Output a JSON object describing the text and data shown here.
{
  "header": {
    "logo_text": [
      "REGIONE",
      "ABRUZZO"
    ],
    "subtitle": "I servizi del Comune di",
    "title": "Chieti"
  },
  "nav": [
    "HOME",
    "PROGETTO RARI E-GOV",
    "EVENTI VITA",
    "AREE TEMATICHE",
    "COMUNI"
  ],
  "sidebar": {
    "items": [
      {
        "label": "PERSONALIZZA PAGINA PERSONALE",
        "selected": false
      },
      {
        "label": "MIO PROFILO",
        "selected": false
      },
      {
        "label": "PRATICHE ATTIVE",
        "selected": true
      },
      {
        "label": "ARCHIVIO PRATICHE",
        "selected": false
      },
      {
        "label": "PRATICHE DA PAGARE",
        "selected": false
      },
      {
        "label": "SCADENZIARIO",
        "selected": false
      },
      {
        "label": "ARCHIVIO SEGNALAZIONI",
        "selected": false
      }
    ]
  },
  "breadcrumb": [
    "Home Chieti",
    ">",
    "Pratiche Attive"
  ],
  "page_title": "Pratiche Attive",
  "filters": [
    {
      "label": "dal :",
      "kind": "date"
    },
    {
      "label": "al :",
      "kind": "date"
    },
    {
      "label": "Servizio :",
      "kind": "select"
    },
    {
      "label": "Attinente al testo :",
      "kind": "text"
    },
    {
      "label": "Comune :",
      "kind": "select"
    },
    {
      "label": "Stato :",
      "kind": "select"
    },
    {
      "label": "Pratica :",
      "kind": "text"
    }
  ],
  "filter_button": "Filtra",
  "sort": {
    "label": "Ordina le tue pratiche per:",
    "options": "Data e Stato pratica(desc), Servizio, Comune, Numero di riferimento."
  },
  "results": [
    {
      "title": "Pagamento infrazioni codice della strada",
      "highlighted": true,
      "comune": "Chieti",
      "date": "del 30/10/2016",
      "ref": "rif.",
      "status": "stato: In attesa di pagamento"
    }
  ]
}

> [Goal of the exercise] Output the whole listing above again, word for word.

> [Result of the exercise]
Output a JSON object describing the text and data shown here.
{
  "header": {
    "logo_text": [
      "REGIONE",
      "ABRUZZO"
    ],
    "subtitle": "I servizi del Comune di",
    "title": "Chieti"
  },
  "nav": [
    "HOME",
    "PROGETTO RARI E-GOV",
    "EVENTI VITA",
    "AREE TEMATICHE",
    "COMUNI"
  ],
  "sidebar": {
    "items": [
      {
        "label": "PERSONALIZZA PAGINA PERSONALE",
        "selected": false
      },
      {
        "label": "MIO PROFILO",
        "selected": false
      },
      {
        "label": "PRATICHE ATTIVE",
        "selected": true
      },
      {
        "label": "ARCHIVIO PRATICHE",
        "selected": false
      },
      {
        "label": "PRATICHE DA PAGARE",
        "selected": false
      },
      {
        "label": "SCADENZIARIO",
        "selected": false
      },
      {
        "label": "ARCHIVIO SEGNALAZIONI",
        "selected": false
      }
    ]
  },
  "breadcrumb": [
    "Home Chieti",
    ">",
    "Pratiche Attive"
  ],
  "page_title": "Pratiche Attive",
  "filters": [
    {
      "label": "dal :",
      "kind": "date"
    },
    {
      "label": "al :",
      "kind": "date"
    },
    {
      "label": "Servizio :",
      "kind": "select"
    },
    {
      "label": "Attinente al testo :",
      "kind": "text"
    },
    {
      "label": "Comune :",
      "kind": "select"
    },
    {
      "label": "Stato :",
      "kind": "select"
    },
    {
      "label": "Pratica :",
      "kind": "text"
    }
  ],
  "filter_button": "Filtra",
  "sort": {
    "label": "Ordina le tue pratiche per:",
    "options": "Data e Stato pratica(desc), Servizio, Comune, Numero di riferimento."
  },
  "results": [
    {
      "title": "Pagamento infrazioni codice della strada",
      "highlighted": true,
      "comune": "Chieti",
      "date": "del 30/10/2016",
      "ref": "rif.",
      "status": "stato: In attesa di pagamento"
    }
  ]
}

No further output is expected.